_Input data:_
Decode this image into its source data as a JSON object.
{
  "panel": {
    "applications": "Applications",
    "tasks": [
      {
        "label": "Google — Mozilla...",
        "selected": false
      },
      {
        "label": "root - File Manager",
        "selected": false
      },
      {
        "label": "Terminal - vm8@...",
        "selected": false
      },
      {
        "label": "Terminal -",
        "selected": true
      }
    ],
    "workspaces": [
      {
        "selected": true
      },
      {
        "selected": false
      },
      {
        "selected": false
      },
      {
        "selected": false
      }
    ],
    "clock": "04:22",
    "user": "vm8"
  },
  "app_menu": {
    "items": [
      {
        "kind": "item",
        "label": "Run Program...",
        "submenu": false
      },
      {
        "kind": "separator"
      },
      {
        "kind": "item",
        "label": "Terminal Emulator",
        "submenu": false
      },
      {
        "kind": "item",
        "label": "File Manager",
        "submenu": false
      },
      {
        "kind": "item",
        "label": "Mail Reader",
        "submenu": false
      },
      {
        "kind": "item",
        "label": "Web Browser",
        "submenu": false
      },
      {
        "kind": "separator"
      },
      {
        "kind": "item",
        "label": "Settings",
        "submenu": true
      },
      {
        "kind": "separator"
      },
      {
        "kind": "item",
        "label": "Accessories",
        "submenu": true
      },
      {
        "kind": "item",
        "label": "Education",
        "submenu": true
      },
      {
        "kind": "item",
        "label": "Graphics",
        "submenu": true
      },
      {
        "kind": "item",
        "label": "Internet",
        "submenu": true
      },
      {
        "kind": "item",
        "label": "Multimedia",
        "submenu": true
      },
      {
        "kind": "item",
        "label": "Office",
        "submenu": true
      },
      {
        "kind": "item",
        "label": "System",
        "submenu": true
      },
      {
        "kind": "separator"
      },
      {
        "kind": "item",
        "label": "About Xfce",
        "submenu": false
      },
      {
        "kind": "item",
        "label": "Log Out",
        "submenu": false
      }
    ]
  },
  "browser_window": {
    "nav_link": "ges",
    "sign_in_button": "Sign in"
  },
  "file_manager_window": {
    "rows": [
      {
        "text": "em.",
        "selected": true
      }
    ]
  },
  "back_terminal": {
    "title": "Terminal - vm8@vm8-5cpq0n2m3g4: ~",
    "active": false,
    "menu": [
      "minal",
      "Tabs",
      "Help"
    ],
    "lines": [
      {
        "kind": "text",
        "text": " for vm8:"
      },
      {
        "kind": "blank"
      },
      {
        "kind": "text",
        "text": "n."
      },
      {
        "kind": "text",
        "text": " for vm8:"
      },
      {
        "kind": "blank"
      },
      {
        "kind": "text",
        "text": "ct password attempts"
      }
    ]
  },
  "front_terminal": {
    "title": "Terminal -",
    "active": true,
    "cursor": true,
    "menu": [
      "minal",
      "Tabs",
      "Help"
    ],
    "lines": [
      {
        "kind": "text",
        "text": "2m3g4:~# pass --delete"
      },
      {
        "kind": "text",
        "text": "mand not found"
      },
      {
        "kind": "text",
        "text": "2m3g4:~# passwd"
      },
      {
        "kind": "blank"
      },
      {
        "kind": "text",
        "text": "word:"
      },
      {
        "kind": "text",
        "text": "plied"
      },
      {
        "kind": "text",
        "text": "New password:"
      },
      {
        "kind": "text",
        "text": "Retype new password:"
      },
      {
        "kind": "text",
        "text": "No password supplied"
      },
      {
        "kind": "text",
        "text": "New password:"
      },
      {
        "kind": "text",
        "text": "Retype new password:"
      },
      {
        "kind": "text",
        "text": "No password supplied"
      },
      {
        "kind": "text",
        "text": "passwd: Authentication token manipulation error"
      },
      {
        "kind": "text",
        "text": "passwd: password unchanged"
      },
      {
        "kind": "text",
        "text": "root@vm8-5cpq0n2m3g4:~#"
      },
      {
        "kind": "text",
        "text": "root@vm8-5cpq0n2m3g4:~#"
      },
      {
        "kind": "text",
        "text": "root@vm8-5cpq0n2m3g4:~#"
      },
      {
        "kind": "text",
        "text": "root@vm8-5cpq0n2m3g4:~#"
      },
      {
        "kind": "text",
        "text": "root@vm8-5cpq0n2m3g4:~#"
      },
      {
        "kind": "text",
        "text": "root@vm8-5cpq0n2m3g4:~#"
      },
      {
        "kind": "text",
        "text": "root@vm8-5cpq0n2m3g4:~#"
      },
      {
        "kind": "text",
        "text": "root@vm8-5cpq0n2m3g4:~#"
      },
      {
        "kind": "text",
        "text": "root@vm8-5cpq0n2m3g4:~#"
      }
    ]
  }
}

_Aim of the exercise:_
The records above must be output exactly, in full.

_Answer to this problem:_
Decode this image into its source data as a JSON object.
{
  "panel": {
    "applications": "Applications",
    "tasks": [
      {
        "label": "Google — Mozilla...",
        "selected": false
      },
      {
        "label": "root - File Manager",
        "selected": false
      },
      {
        "label": "Terminal - vm8@...",
        "selected": false
      },
      {
        "label": "Terminal -",
        "selected": true
      }
    ],
    "workspaces": [
      {
        "selected": true
      },
      {
        "selected": false
      },
      {
        "selected": false
      },
      {
        "selected": false
      }
    ],
    "clock": "04:22",
    "user": "vm8"
  },
  "app_menu": {
    "items": [
      {
        "kind": "item",
        "label": "Run Program...",
        "submenu": false
      },
      {
        "kind": "separator"
      },
      {
        "kind": "item",
        "label": "Terminal Emulator",
        "submenu": false
      },
      {
        "kind": "item",
        "label": "File Manager",
        "submenu": false
      },
      {
        "kind": "item",
        "label": "Mail Reader",
        "submenu": false
      },
      {
        "kind": "item",
        "label": "Web Browser",
        "submenu": false
      },
      {
        "kind": "separator"
      },
      {
        "kind": "item",
        "label": "Settings",
        "submenu": true
      },
      {
        "kind": "separator"
      },
      {
        "kind": "item",
        "label": "Accessories",
        "submenu": true
      },
      {
        "kind": "item",
        "label": "Education",
        "submenu": true
      },
      {
        "kind": "item",
        "label": "Graphics",
        "submenu": true
      },
      {
        "kind": "item",
        "label": "Internet",
        "submenu": true
      },
      {
        "kind": "item",
        "label": "Multimedia",
        "submenu": true
      },
      {
        "kind": "item",
        "label": "Office",
        "submenu": true
      },
      {
        "kind": "item",
        "label": "System",
        "submenu": true
      },
      {
        "kind": "separator"
      },
      {
        "kind": "item",
        "label": "About Xfce",
        "submenu": false
      },
      {
        "kind": "item",
        "label": "Log Out",
        "submenu": false
      }
    ]
  },
  "browser_window": {
    "nav_link": "ges",
    "sign_in_button": "Sign in"
  },
  "file_manager_window": {
    "rows": [
      {
        "text": "em.",
        "selected": true
      }
    ]
  },
  "back_terminal": {
    "title": "Terminal - vm8@vm8-5cpq0n2m3g4: ~",
    "active": false,
    "menu": [
      "minal",
      "Tabs",
      "Help"
    ],
    "lines": [
      {
        "kind": "text",
        "text": " for vm8:"
      },
      {
        "kind": "blank"
      },
      {
        "kind": "text",
        "text": "n."
      },
      {
        "kind": "text",
        "text": " for vm8:"
      },
      {
        "kind": "blank"
      },
      {
        "kind": "text",
        "text": "ct password attempts"
      }
    ]
  },
  "front_terminal": {
    "title": "Terminal -",
    "active": true,
    "cursor": true,
    "menu": [
      "minal",
      "Tabs",
      "Help"
    ],
    "lines": [
      {
        "kind": "text",
        "text": "2m3g4:~# pass --delete"
      },
      {
        "kind": "text",
        "text": "mand not found"
      },
      {
        "kind": "text",
        "text": "2m3g4:~# passwd"
      },
      {
        "kind": "blank"
      },
      {
        "kind": "text",
        "text": "word:"
      },
      {
        "kind": "text",
        "text": "plied"
      },
      {
        "kind": "text",
        "text": "New password:"
      },
      {
        "kind": "text",
        "text": "Retype new password:"
      },
      {
        "kind": "text",
        "text": "No password supplied"
      },
      {
        "kind": "text",
        "text": "New password:"
      },
      {
        "kind": "text",
        "text": "Retype new password:"
      },
      {
        "kind": "text",
        "text": "No password supplied"
      },
      {
        "kind": "text",
        "text": "passwd: Authentication token manipulation error"
      },
      {
        "kind": "text",
        "text": "passwd: password unchanged"
      },
      {
        "kind": "text",
        "text": "root@vm8-5cpq0n2m3g4:~#"
      },
      {
        "kind": "text",
        "text": "root@vm8-5cpq0n2m3g4:~#"
      },
      {
        "kind": "text",
        "text": "root@vm8-5cpq0n2m3g4:~#"
      },
      {
        "kind": "text",
        "text": "root@vm8-5cpq0n2m3g4:~#"
      },
      {
        "kind": "text",
        "text": "root@vm8-5cpq0n2m3g4:~#"
      },
      {
        "kind": "text",
        "text": "root@vm8-5cpq0n2m3g4:~#"
      },
      {
        "kind": "text",
        "text": "root@vm8-5cpq0n2m3g4:~#"
      },
      {
        "kind": "text",
        "text": "root@vm8-5cpq0n2m3g4:~#"
      },
      {
        "kind": "text",
        "text": "root@vm8-5cpq0n2m3g4:~#"
      }
    ]
  }
}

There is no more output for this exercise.